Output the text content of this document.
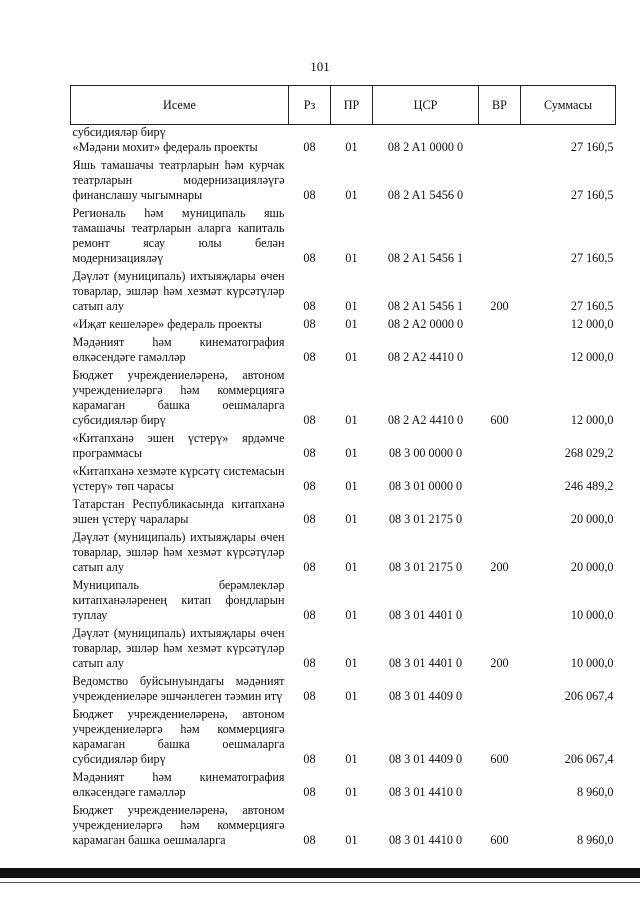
101
Исеме	Рз	ПР	ЦСР	ВР	Суммасы
субсидияләр бирү					
«Мәдәни мохит» федераль проекты	08	01	08 2 A1 0000 0		27 160,5
Яшь тамашачы театрларын һәм курчак театрларын модернизацияләүгә финанслашу чыгымнары	08	01	08 2 A1 5456 0		27 160,5
Региональ һәм муниципаль яшь тамашачы театрларын аларга капиталь ремонт ясау юлы белән модернизацияләү	08	01	08 2 A1 5456 1		27 160,5
Дәүләт (муниципаль) ихтыяҗлары өчен товарлар, эшләр һәм хезмәт күрсәтүләр сатып алу	08	01	08 2 A1 5456 1	200	27 160,5
«Иҗат кешеләре» федераль проекты	08	01	08 2 A2 0000 0		12 000,0
Мәдәният һәм кинематография өлкәсендәге гамәлләр	08	01	08 2 A2 4410 0		12 000,0
Бюджет учреждениеләренә, автоном учреждениеләргә һәм коммерциягә карамаган башка оешмаларга субсидияләр бирү	08	01	08 2 A2 4410 0	600	12 000,0
«Китапханә эшен үстерү» ярдәмче программасы	08	01	08 3 00 0000 0		268 029,2
«Китапханә хезмәте күрсәтү системасын үстерү» төп чарасы	08	01	08 3 01 0000 0		246 489,2
Татарстан Республикасында китапханә эшен үстерү чаралары	08	01	08 3 01 2175 0		20 000,0
Дәүләт (муниципаль) ихтыяҗлары өчен товарлар, эшләр һәм хезмәт күрсәтүләр сатып алу	08	01	08 3 01 2175 0	200	20 000,0
Муниципаль берәмлекләр китапханәләренең китап фондларын туплау	08	01	08 3 01 4401 0		10 000,0
Дәүләт (муниципаль) ихтыяҗлары өчен товарлар, эшләр һәм хезмәт күрсәтүләр сатып алу	08	01	08 3 01 4401 0	200	10 000,0
Ведомство буйсынуындагы мәдәният учреждениеләре эшчәнлеген тәэмин итү	08	01	08 3 01 4409 0		206 067,4
Бюджет учреждениеләренә, автоном учреждениеләргә һәм коммерциягә карамаган башка оешмаларга субсидияләр бирү	08	01	08 3 01 4409 0	600	206 067,4
Мәдәният һәм кинематография өлкәсендәге гамәлләр	08	01	08 3 01 4410 0		8 960,0
Бюджет учреждениеләренә, автоном учреждениеләргә һәм коммерциягә карамаган башка оешмаларга	08	01	08 3 01 4410 0	600	8 960,0
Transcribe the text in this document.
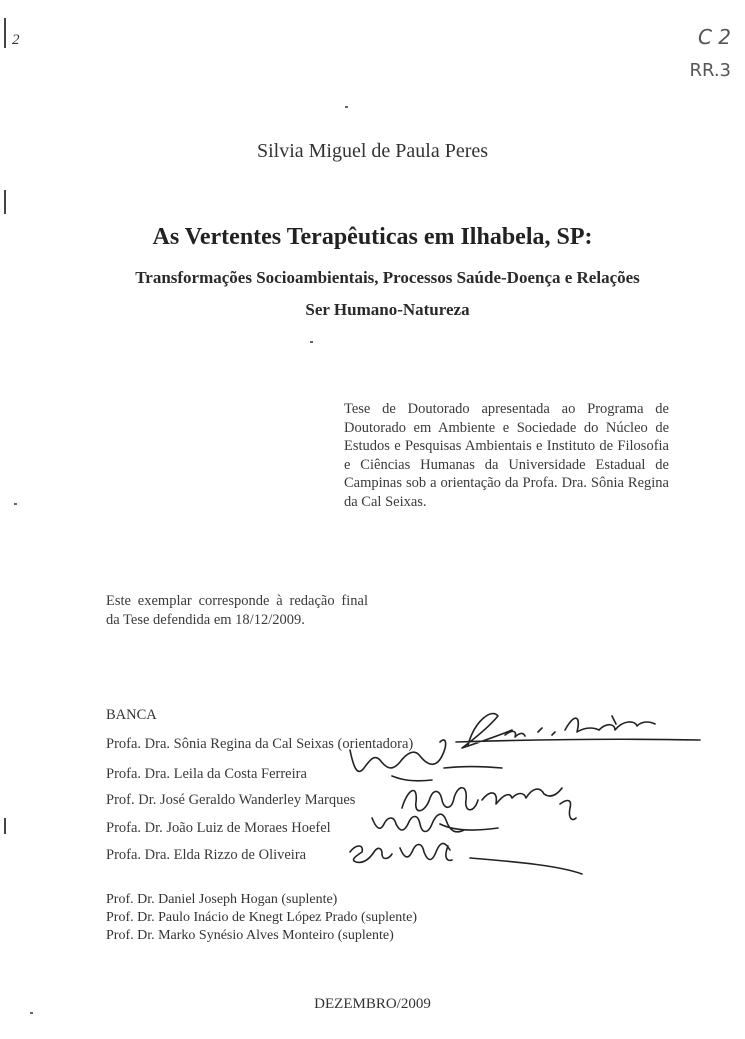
2	C 2
RR.3
Silvia Miguel de Paula Peres
As Vertentes Terapêuticas em Ilhabela, SP:
Transformações Socioambientais, Processos Saúde-Doença e Relações
Ser Humano-Natureza
Tese de Doutorado apresentada ao Programa de Doutorado em Ambiente e Sociedade do Núcleo de Estudos e Pesquisas Ambientais e Instituto de Filosofia e Ciências Humanas da Universidade Estadual de Campinas sob a orientação da Profa. Dra. Sônia Regina da Cal Seixas.
Este exemplar corresponde à redação final da Tese defendida em 18/12/2009.
BANCA
Profa. Dra. Sônia Regina da Cal Seixas (orientadora)
Profa. Dra. Leila da Costa Ferreira
Prof. Dr. José Geraldo Wanderley Marques
Profa. Dr. João Luiz de Moraes Hoefel
Profa. Dra. Elda Rizzo de Oliveira
Prof. Dr. Daniel Joseph Hogan (suplente)
Prof. Dr. Paulo Inácio de Knegt López Prado (suplente)
Prof. Dr. Marko Synésio Alves Monteiro (suplente)
DEZEMBRO/2009
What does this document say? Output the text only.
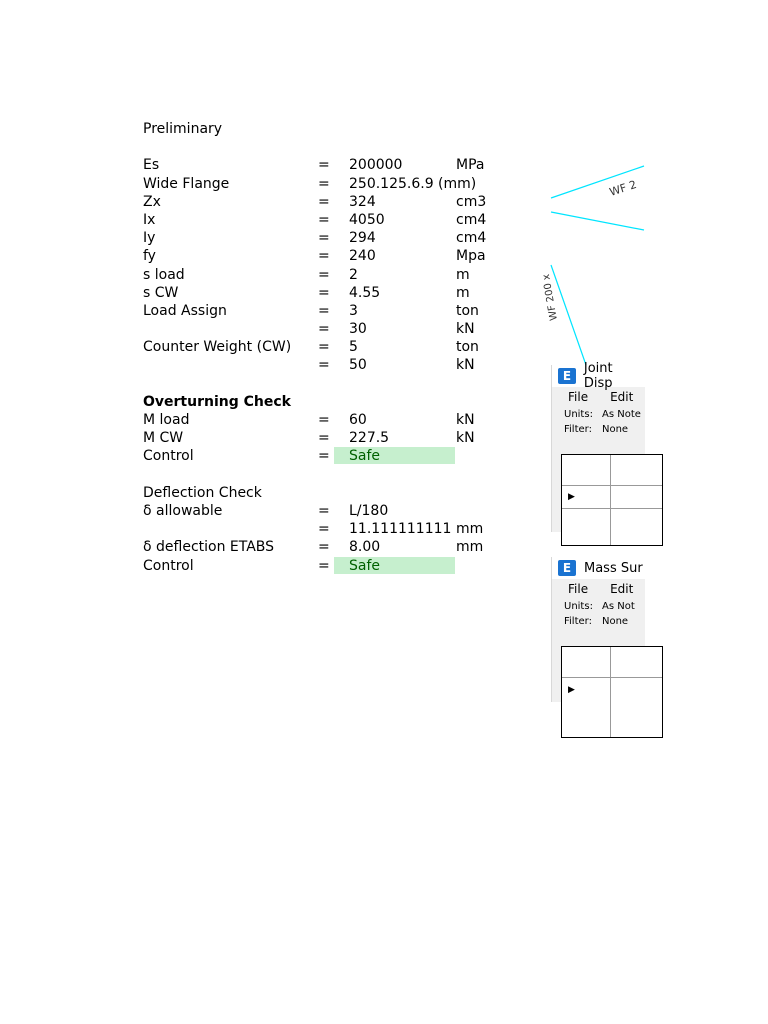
Preliminary
Es	= 200000	MPa
Wide Flange	= 250.125.6.9 (mm)
Zx	= 324	cm3
Ix	= 4050	cm4
Iy	= 294	cm4
fy	= 240	Mpa
s load	= 2	m
s CW	= 4.55	m
Load Assign	= 3	ton
= 30	kN
Counter Weight (CW) = 5	ton
= 50	kN
Overturning Check
M load	= 60	kN
M CW	= 227.5	kN
Control	=	Safe
Deflection Check
δ allowable	= L/180
= 11.111111111 mm
δ deflection ETABS	= 8.00	mm
Control	=	Safe
WF 2
WF 200 x
E Joint Disp
File Edit
Units: As Note
Filter: None
▶
E Mass Sur
File Edit
Units: As Not
Filter: None
▶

★ ★ ★ ★ ★ ★ ★

### INSTRUCTIONS TO FOLLOW
Write out every line of the data that holds the word "Output".

### TASK RESPONSE
Output the text content of this document.
What does this document say? Output the text only.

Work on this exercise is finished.